** start of DOCUMENT EXCERPT **

Lecture 01b – The fundamentals

ENVX2001 Applied Statistical Methods

Januar Harianto

Apr 2026

A refresher (for most)

You should be familiar with the following concepts:

Populations, samples and statistical inference
Probability distributions
Parameter estimation: central tendency, spread and variability
Sampling distribution of the mean: standard error, confidence intervals
Central Limit Theorem

That’s it!

Why review these concepts?

These are concepts taught in first year statistics courses which we consider to be fundamental
Even if you come from a unit/course that does not do R, you should at least be familiar with the basic building blocks of statistical thinking

Let’s go through these concepts together!

Samples, populations

Populations

All the possible units and their associated observations of interest
Scientists are often interested in making inferences about populations, but measuring every unit is impractical

Samples

A collection of observations from any population is a sample, and the number of observations in it is the sample size
We assume samples that we collect can be used to make inferences about the population
NEW: Samples need to be representative of the population

Statistics vs parameters

Characteristics of the population are called parameters (e.g. the true average height of all trees in a forest)

** end of DOCUMENT EXCERPT **

> **COMPLETE THE FOLLOWING**:
A. Repeat the passage of the statistics lecture starting with "You should be" and going on through "review these concepts?".
B. Answer these questions on the statistics lecture:
(i) What does the lecture call the number of observations in a sample?
(ii) What term does it use for characteristics of the population?
(iii) Which theorem appears in its list of concepts students should already know?
C. Resume the statistics lecture after its last line and carry it forward.
The records come from a separate source and are unrelated to the statistics lecture.

** start of EXTRACTED ENTRIES **

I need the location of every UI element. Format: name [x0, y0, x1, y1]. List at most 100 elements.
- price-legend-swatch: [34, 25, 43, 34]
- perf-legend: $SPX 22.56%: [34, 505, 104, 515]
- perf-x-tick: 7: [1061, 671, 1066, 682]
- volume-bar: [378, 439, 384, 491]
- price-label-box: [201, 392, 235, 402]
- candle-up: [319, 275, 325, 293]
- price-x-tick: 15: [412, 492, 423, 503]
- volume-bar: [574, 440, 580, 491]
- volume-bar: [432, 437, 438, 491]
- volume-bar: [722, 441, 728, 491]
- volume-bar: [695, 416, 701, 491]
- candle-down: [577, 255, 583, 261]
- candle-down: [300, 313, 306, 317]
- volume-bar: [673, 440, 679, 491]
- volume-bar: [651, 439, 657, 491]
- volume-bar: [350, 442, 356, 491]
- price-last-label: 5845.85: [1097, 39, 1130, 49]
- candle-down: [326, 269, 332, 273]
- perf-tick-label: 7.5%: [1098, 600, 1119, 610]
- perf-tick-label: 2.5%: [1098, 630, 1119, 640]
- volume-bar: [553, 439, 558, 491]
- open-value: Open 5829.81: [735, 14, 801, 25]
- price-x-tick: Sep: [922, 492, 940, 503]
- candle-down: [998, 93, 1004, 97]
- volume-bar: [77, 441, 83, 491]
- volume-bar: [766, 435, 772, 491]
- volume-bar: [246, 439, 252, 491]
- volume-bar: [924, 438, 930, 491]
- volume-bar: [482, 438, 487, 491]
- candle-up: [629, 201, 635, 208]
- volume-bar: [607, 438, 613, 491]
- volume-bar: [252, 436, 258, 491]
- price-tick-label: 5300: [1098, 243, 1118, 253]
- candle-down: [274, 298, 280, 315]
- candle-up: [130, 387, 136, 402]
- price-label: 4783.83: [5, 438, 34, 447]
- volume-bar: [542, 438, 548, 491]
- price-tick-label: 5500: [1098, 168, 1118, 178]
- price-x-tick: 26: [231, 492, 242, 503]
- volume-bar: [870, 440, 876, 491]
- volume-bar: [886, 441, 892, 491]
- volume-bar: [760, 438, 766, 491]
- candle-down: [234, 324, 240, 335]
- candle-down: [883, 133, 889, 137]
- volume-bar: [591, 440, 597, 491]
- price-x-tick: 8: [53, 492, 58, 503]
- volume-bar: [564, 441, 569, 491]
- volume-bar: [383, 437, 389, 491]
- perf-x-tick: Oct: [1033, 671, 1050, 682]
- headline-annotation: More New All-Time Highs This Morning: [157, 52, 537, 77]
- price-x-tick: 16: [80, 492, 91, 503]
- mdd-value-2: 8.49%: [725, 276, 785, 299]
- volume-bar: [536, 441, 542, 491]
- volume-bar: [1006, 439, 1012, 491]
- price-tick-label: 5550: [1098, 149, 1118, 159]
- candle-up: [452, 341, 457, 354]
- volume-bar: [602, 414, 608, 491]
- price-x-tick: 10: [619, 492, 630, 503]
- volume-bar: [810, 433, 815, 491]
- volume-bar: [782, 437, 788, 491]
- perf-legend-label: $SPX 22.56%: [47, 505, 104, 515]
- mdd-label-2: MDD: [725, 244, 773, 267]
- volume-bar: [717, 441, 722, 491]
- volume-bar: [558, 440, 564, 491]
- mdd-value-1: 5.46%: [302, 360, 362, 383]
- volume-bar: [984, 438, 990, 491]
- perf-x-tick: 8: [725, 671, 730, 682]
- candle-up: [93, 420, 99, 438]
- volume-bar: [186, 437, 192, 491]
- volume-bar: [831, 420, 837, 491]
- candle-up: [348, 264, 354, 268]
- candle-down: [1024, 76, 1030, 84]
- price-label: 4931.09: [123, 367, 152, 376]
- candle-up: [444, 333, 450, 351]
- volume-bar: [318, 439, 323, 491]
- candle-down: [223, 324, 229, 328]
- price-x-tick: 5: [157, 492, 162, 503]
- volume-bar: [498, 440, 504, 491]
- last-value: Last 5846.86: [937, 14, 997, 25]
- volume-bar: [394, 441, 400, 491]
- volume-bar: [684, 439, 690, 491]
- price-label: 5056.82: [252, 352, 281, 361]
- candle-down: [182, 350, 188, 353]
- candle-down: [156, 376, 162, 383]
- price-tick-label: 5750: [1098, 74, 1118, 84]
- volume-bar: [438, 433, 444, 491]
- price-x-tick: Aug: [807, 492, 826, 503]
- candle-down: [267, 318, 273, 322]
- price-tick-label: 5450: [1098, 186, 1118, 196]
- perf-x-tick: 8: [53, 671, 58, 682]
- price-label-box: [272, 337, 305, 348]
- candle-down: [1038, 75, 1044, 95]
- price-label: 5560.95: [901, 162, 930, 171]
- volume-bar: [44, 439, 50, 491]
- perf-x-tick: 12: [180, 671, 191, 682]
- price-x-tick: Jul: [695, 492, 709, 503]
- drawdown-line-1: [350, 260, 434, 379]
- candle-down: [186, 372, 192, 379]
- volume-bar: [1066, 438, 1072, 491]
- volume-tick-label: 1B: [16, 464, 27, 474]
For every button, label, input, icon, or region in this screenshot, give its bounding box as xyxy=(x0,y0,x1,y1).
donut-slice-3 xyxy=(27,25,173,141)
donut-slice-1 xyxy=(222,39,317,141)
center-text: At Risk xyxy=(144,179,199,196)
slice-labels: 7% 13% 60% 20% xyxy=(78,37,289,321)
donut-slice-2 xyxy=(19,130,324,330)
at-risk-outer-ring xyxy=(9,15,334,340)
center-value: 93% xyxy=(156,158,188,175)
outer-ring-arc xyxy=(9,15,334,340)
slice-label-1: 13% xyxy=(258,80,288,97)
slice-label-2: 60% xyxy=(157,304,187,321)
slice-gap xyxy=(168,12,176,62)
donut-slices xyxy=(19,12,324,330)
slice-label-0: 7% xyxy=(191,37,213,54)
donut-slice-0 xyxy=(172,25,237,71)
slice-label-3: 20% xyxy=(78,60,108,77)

** end of EXTRACTED ENTRIES **

> **RESPONSES IN ORDER**:
A.
You should be familiar with the following concepts:

Populations, samples and statistical inference
Probability distributions
Parameter estimation: central tendency, spread and variability
Sampling distribution of the mean: standard error, confidence intervals
Central Limit Theorem

That’s it!

Why review these concepts?

B.
(i) The sample size.
(ii) Parameters.
(iii) The Central Limit Theorem.

C.
Characteristics of the sample are called statistics (e.g. the average height of 30 trees that we measured)
In practice, we usually don’t know the true population parameters, so we use sample statistics as our best estimates
Drawing conclusions about a population from sample data is called statistical inference

Not all statistical techniques are inferential – some are purely descriptive (e.g. summarising data with graphs or tables) – but inference is the main focus of this course.

Sample data

Sample data are usually collected as variables – the characteristics we measure or record from each unit in our sample.

Variables can be:

Categorical Variables

Nominal: categories without a natural order (e.g. soil type, land use)
Ordinal: categories with a natural order (e.g. soil quality: poor, fair, good)

Numerical Variables

Continuous: can take any value within a range (e.g. height, temperature)
Discrete: can take only specific values (e.g. number of species, presence/absence)

Variable types can overlap

The categories on the previous slide are useful guidelines, but in practice, variables can cross between types depending on how you use them.

Examples

height (in cm) – a numerical, continuous variable, but can be treated as categorical if you group it into categories (short, medium, tall)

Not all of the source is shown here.